## Your goal
Every line that holds the string "name" is to be identified and copied.

## Supplied material
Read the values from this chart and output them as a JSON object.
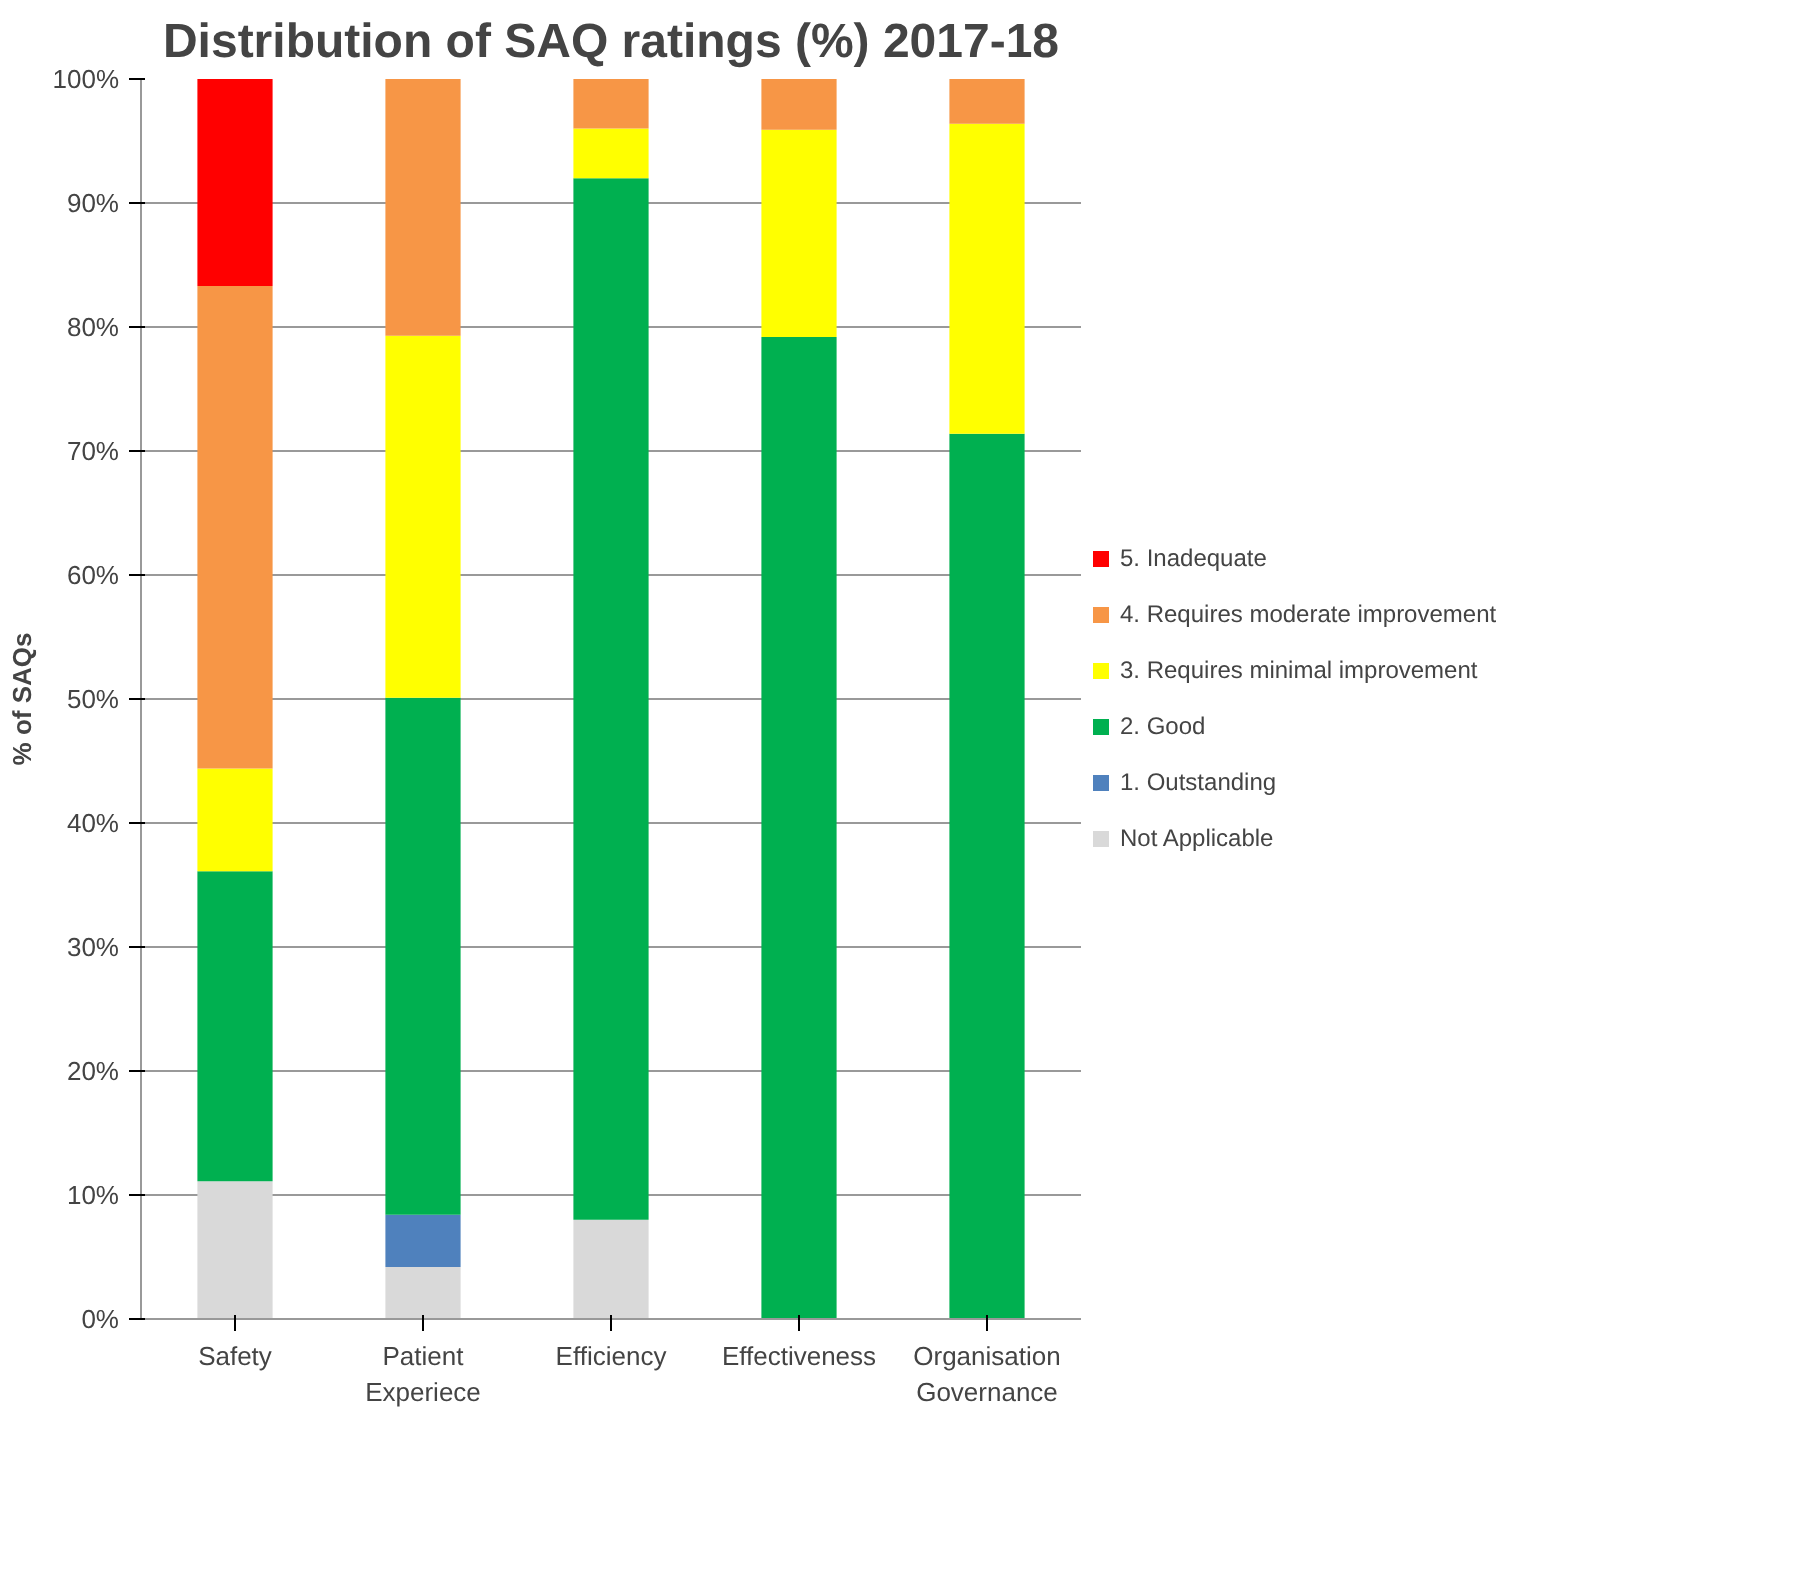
{
  "chart_data": {
    "type": "bar",
    "stacked": true,
    "title": "Distribution of SAQ ratings (%) 2017-18",
    "ylabel": "% of SAQs",
    "categories": [
      "Safety",
      "Patient Experiece",
      "Efficiency",
      "Effectiveness",
      "Organisation Governance"
    ],
    "series": [
      {
        "name": "Not Applicable",
        "color": "#d9d9d9",
        "values": [
          11.1,
          4.2,
          8.0,
          null,
          null
        ]
      },
      {
        "name": "1. Outstanding",
        "color": "#4f81bd",
        "values": [
          null,
          4.2,
          null,
          null,
          null
        ]
      },
      {
        "name": "2. Good",
        "color": "#00b050",
        "values": [
          25.0,
          41.7,
          84.0,
          79.2,
          71.4
        ]
      },
      {
        "name": "3. Requires minimal improvement",
        "color": "#ffff00",
        "values": [
          8.3,
          29.2,
          4.0,
          16.7,
          25.0
        ]
      },
      {
        "name": "4. Requires moderate improvement",
        "color": "#f79646",
        "values": [
          38.9,
          20.8,
          4.0,
          4.2,
          3.6
        ]
      },
      {
        "name": "5. Inadequate",
        "color": "#ff0000",
        "values": [
          16.7,
          null,
          null,
          null,
          null
        ]
      }
    ],
    "ylim": [
      0,
      100
    ],
    "yticks": [
      {
        "value": 0,
        "label": "0%"
      },
      {
        "value": 10,
        "label": "10%"
      },
      {
        "value": 20,
        "label": "20%"
      },
      {
        "value": 30,
        "label": "30%"
      },
      {
        "value": 40,
        "label": "40%"
      },
      {
        "value": 50,
        "label": "50%"
      },
      {
        "value": 60,
        "label": "60%"
      },
      {
        "value": 70,
        "label": "70%"
      },
      {
        "value": 80,
        "label": "80%"
      },
      {
        "value": 90,
        "label": "90%"
      },
      {
        "value": 100,
        "label": "100%"
      }
    ],
    "grid": "y",
    "legend": "right"
  }
}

## Finished task
        "name": "Not Applicable",
        "name": "1. Outstanding",
        "name": "2. Good",
        "name": "3. Requires minimal improvement",
        "name": "4. Requires moderate improvement",
        "name": "5. Inadequate",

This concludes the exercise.